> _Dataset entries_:
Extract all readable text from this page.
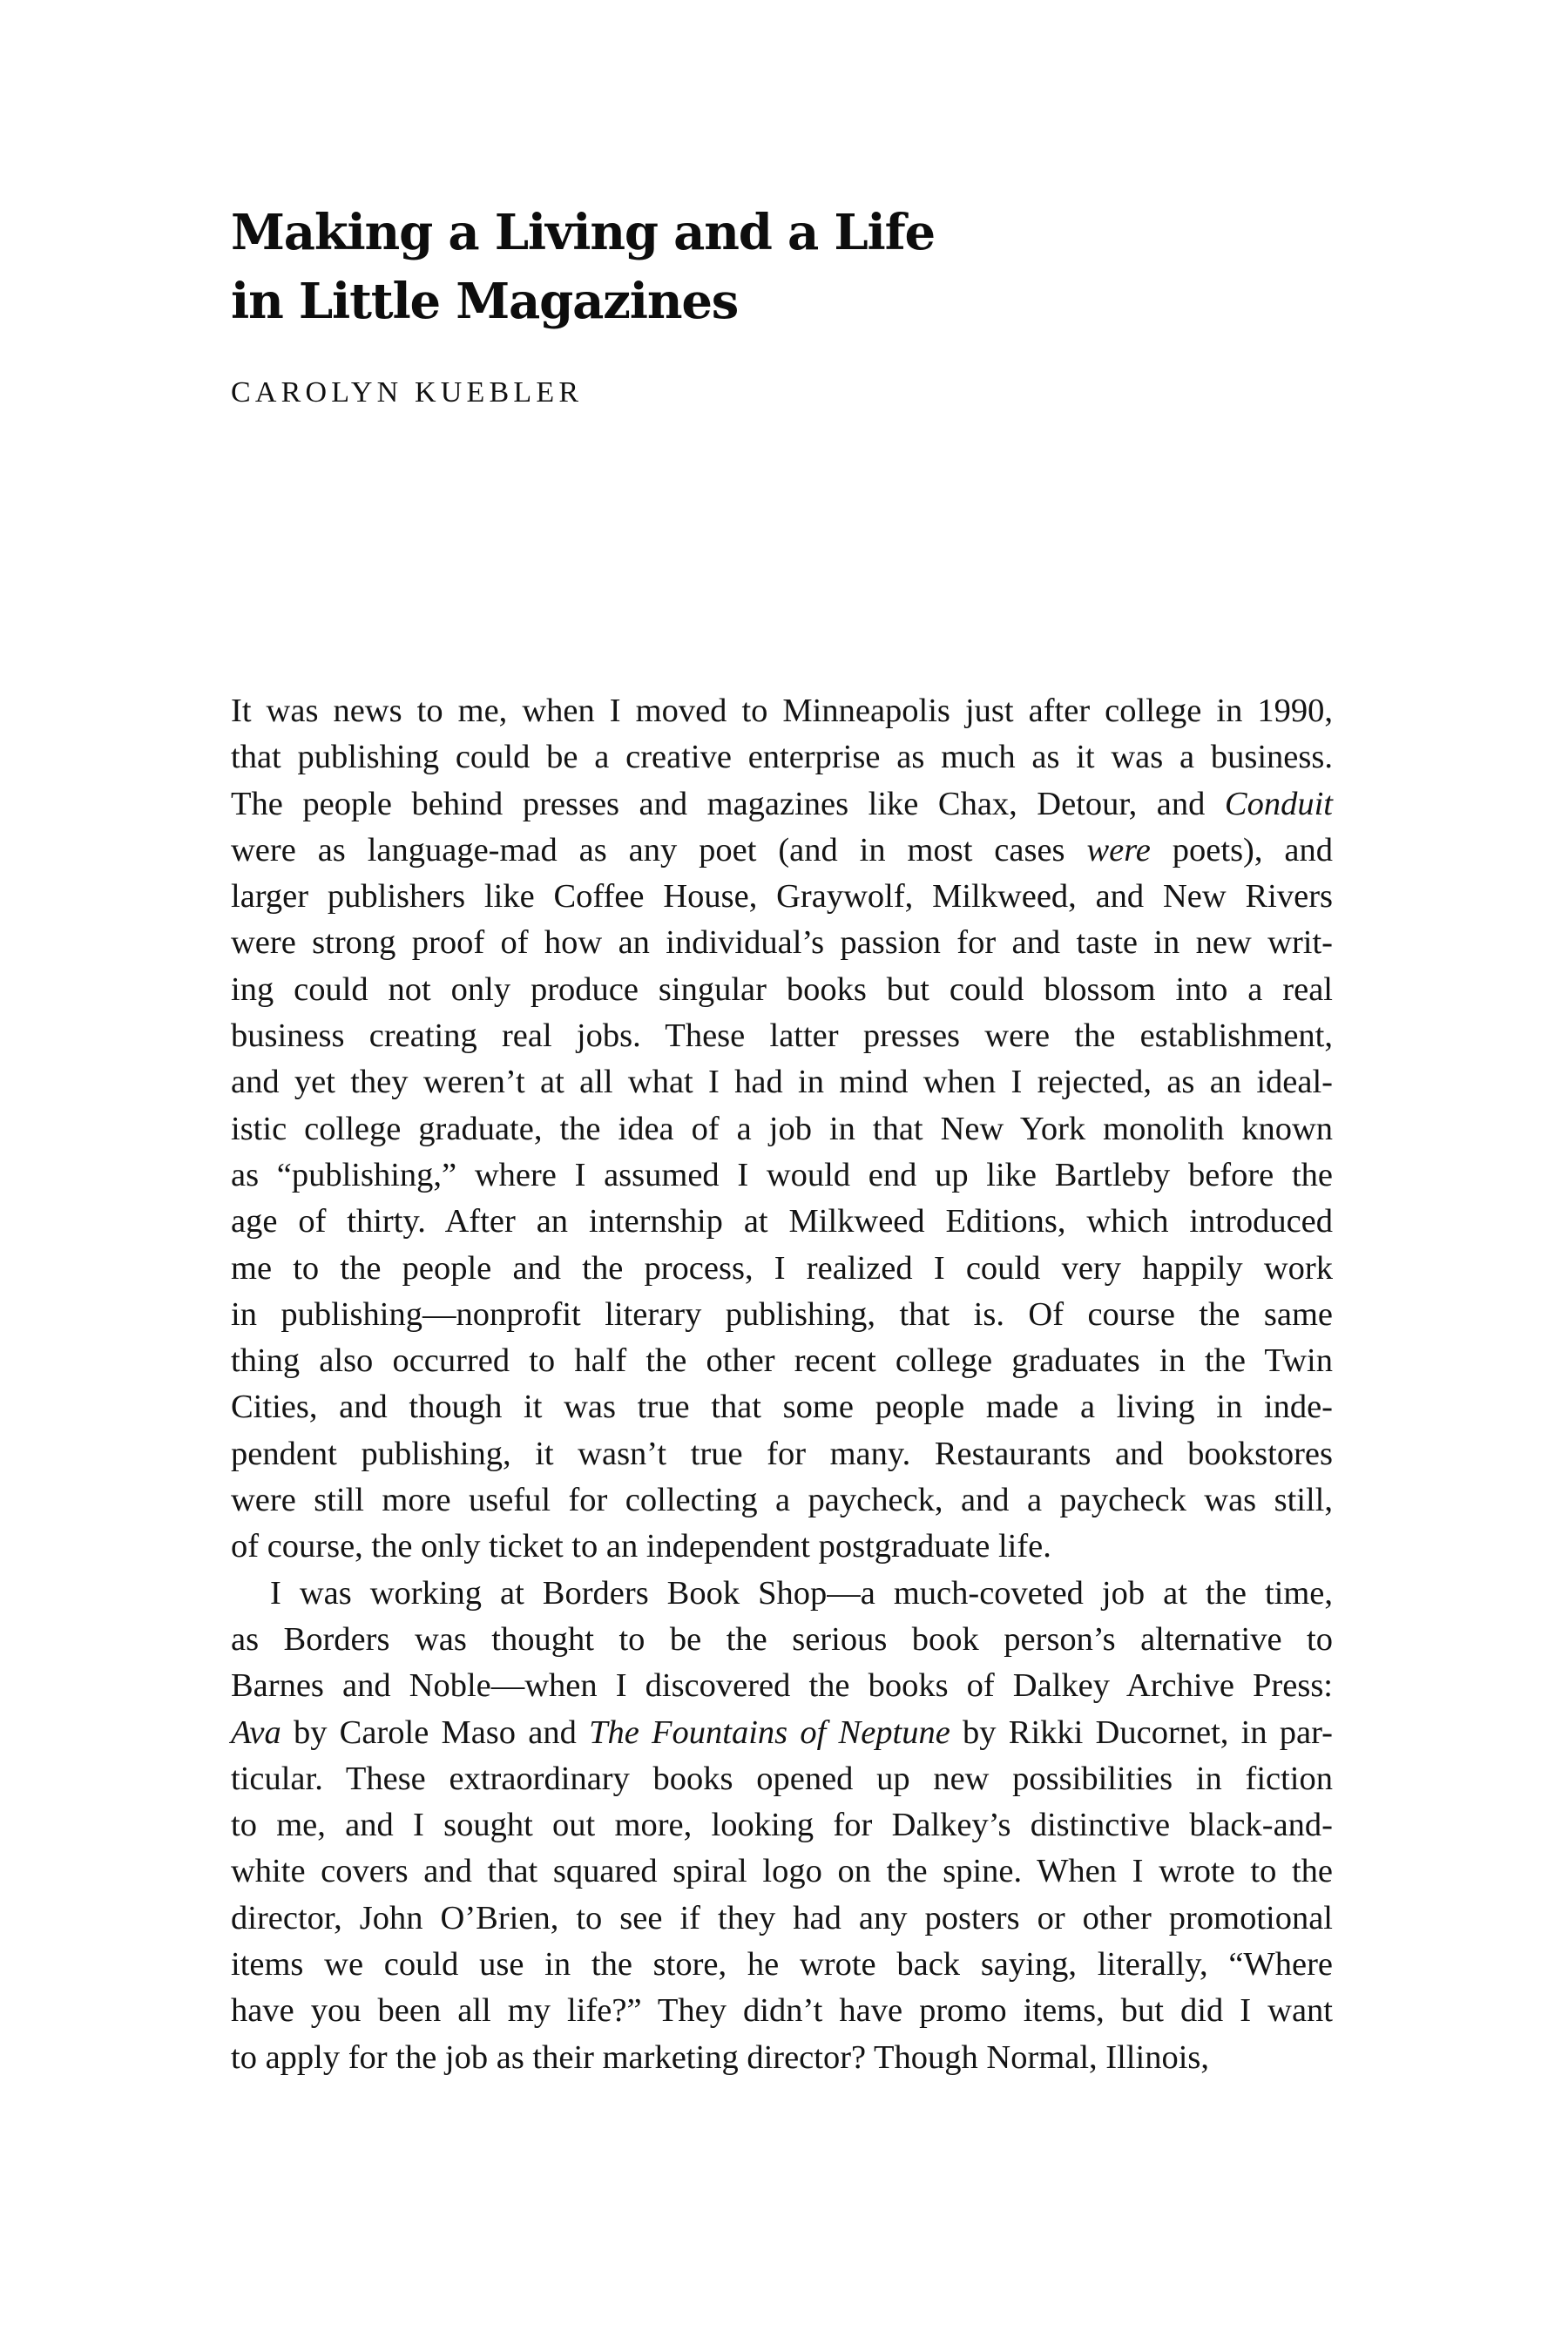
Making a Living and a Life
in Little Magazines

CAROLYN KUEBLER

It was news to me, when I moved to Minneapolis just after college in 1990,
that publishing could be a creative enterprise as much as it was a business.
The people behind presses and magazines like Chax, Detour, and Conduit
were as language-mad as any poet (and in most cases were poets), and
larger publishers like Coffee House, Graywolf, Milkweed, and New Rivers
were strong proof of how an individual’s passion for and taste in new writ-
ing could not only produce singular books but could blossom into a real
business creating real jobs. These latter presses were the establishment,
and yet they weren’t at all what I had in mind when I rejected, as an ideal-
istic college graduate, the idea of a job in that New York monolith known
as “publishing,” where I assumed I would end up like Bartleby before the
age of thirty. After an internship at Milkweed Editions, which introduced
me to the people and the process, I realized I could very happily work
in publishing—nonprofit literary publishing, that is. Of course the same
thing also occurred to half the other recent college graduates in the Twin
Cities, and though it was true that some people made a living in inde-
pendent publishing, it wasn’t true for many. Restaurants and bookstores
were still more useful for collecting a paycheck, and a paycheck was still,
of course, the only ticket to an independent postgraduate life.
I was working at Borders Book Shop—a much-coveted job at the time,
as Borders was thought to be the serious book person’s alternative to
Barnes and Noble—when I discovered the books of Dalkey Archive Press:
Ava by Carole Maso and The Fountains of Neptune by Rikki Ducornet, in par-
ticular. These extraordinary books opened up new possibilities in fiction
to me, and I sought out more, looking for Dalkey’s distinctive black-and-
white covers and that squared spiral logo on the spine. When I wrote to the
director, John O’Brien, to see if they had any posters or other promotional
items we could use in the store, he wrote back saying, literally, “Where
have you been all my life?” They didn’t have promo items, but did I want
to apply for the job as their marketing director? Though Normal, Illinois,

---

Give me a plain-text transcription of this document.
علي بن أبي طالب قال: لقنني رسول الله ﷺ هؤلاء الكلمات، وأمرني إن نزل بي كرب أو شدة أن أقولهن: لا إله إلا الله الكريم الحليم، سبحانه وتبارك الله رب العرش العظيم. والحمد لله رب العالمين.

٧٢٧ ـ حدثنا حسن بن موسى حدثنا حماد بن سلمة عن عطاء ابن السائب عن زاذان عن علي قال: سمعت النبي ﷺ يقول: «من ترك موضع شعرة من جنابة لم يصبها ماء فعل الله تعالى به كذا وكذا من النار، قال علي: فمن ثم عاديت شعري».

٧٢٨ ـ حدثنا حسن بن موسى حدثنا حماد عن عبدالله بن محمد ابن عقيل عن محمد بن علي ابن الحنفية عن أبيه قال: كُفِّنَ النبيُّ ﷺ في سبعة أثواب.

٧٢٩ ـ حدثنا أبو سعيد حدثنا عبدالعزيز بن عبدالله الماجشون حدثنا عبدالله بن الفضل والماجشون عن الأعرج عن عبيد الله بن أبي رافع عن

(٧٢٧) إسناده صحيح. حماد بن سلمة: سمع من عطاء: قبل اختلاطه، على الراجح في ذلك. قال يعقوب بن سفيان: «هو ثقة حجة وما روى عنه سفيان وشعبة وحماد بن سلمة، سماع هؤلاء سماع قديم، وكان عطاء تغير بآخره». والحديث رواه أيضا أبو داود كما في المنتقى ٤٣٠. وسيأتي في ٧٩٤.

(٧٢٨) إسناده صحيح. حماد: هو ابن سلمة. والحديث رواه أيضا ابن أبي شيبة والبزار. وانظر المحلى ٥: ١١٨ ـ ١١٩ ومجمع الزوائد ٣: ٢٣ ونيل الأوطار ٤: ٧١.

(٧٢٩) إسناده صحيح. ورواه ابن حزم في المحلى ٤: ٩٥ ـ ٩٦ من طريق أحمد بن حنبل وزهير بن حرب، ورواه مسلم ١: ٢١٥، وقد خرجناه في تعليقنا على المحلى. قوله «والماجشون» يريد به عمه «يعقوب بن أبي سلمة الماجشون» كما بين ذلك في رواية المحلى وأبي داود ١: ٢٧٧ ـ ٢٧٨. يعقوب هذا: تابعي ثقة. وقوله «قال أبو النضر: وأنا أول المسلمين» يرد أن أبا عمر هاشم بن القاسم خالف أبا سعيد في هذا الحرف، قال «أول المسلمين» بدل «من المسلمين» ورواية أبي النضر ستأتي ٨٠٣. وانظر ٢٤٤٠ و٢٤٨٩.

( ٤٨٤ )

---

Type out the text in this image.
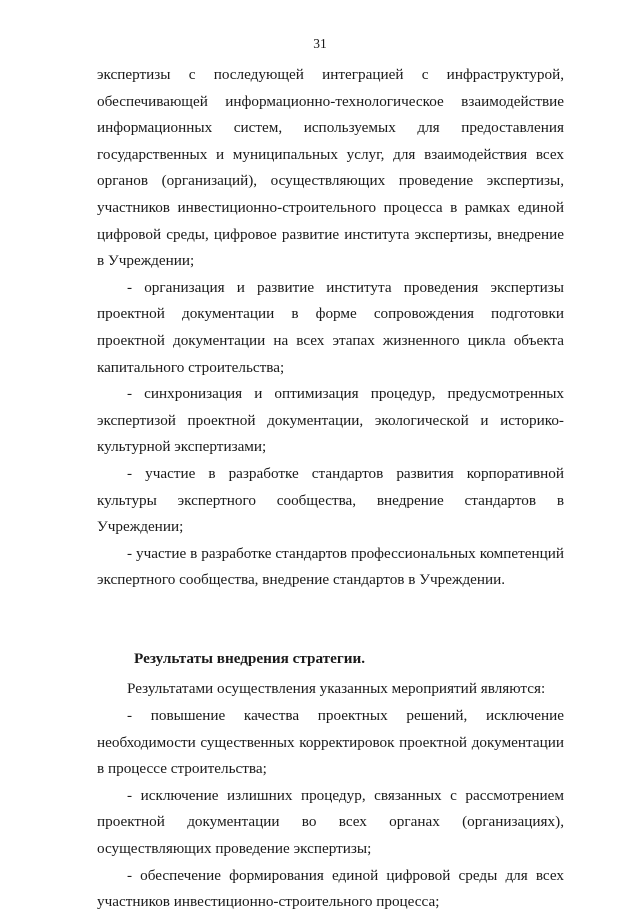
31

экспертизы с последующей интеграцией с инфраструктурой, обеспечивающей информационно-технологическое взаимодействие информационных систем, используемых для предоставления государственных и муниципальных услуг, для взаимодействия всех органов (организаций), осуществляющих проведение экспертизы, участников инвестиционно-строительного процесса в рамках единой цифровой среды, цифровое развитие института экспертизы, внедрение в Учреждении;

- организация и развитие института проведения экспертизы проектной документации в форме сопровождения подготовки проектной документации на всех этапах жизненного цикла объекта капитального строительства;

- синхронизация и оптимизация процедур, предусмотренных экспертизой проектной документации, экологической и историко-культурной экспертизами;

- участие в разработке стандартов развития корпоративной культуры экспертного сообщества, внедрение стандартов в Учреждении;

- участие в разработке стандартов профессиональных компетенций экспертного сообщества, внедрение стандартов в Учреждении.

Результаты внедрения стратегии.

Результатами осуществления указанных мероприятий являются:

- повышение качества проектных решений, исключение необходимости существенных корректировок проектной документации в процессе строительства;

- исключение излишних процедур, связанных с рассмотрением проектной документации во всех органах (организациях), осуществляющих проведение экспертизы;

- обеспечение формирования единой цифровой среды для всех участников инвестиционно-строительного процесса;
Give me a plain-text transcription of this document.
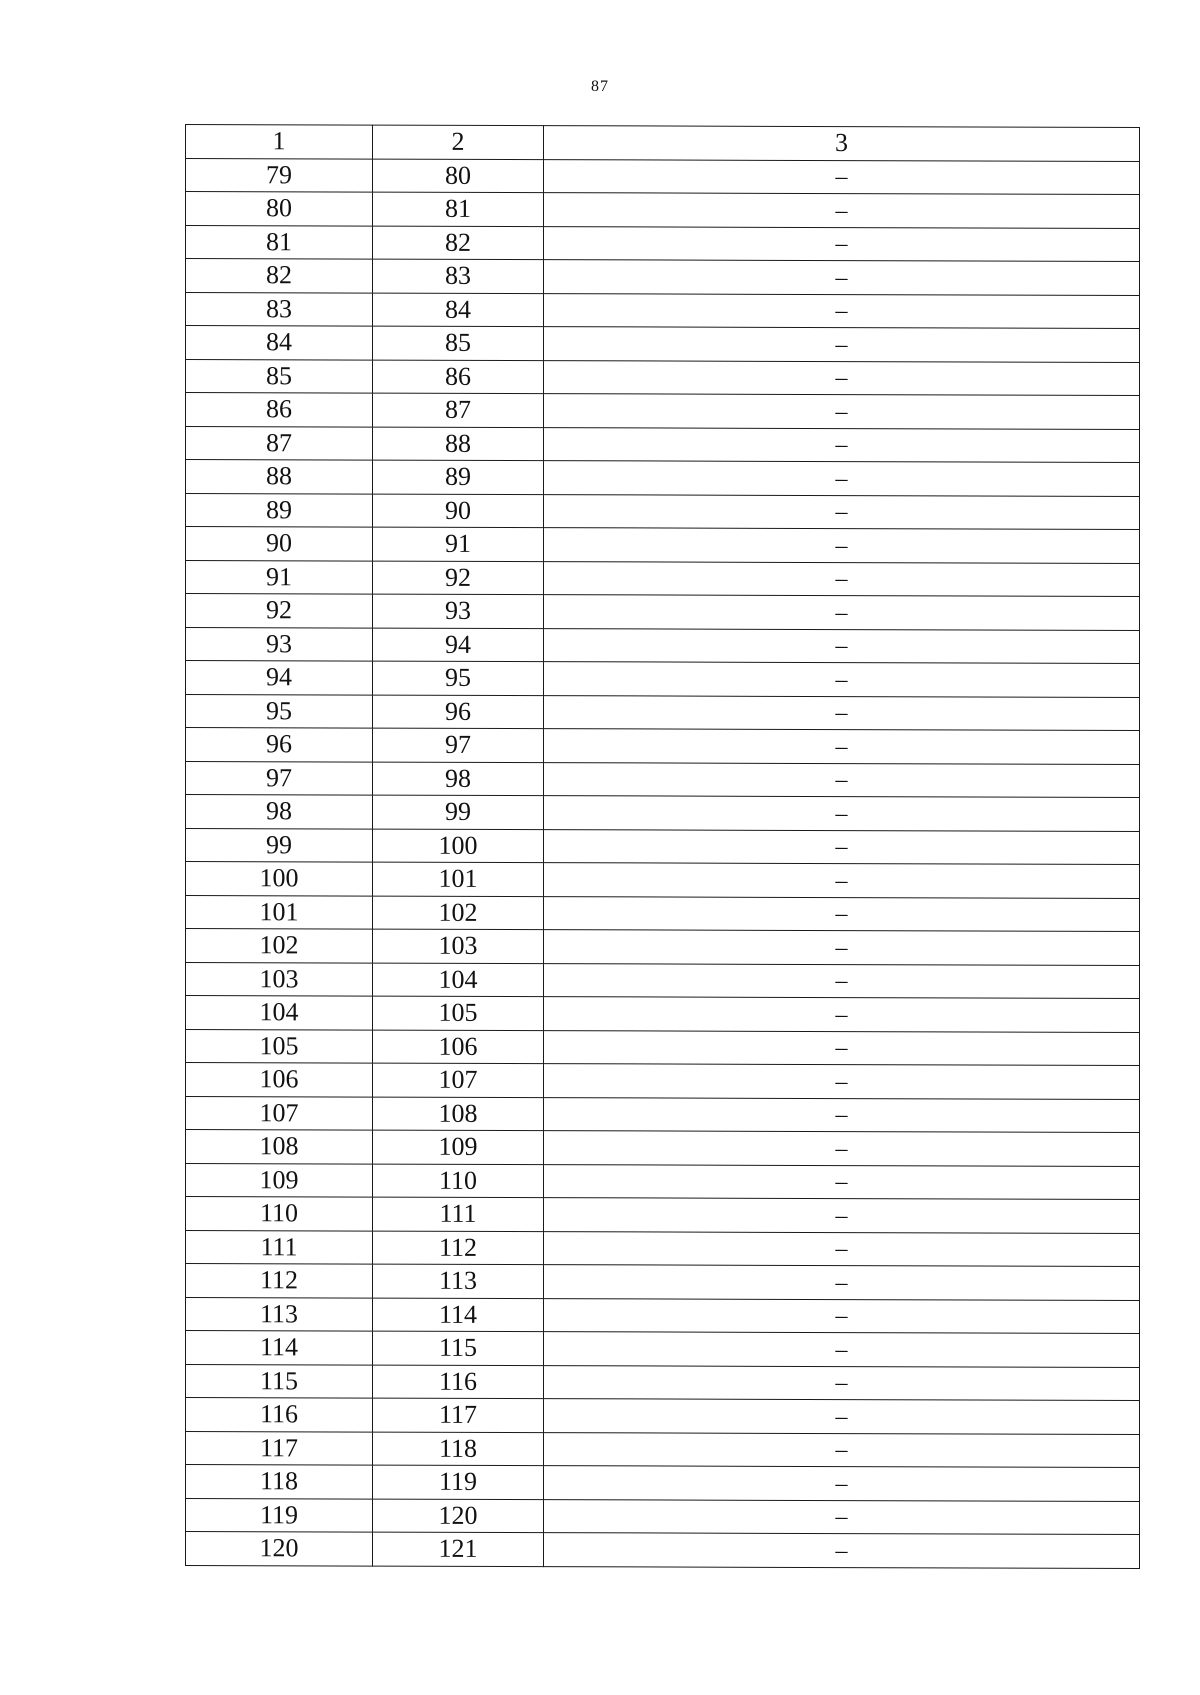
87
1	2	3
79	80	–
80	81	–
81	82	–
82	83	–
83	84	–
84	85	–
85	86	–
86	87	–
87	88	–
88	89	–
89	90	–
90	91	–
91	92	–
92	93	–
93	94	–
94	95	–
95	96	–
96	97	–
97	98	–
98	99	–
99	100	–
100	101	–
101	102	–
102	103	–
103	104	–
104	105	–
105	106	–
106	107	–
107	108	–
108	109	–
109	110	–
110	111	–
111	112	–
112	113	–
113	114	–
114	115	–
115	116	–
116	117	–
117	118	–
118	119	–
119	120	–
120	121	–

> _WORK INSTRUCTIONS_:
Where a line above contains the word "проектной", copy that line.

> _SOLUTION_:
- организация и развитие института проведения экспертизы проектной документации в форме сопровождения подготовки проектной документации на всех этапах жизненного цикла объекта капитального строительства;
- синхронизация и оптимизация процедур, предусмотренных экспертизой проектной документации, экологической и историко-культурной экспертизами;
- повышение качества проектных решений, исключение необходимости существенных корректировок проектной документации в процессе строительства;
- исключение излишних процедур, связанных с рассмотрением проектной документации во всех органах (организациях), осуществляющих проведение экспертизы;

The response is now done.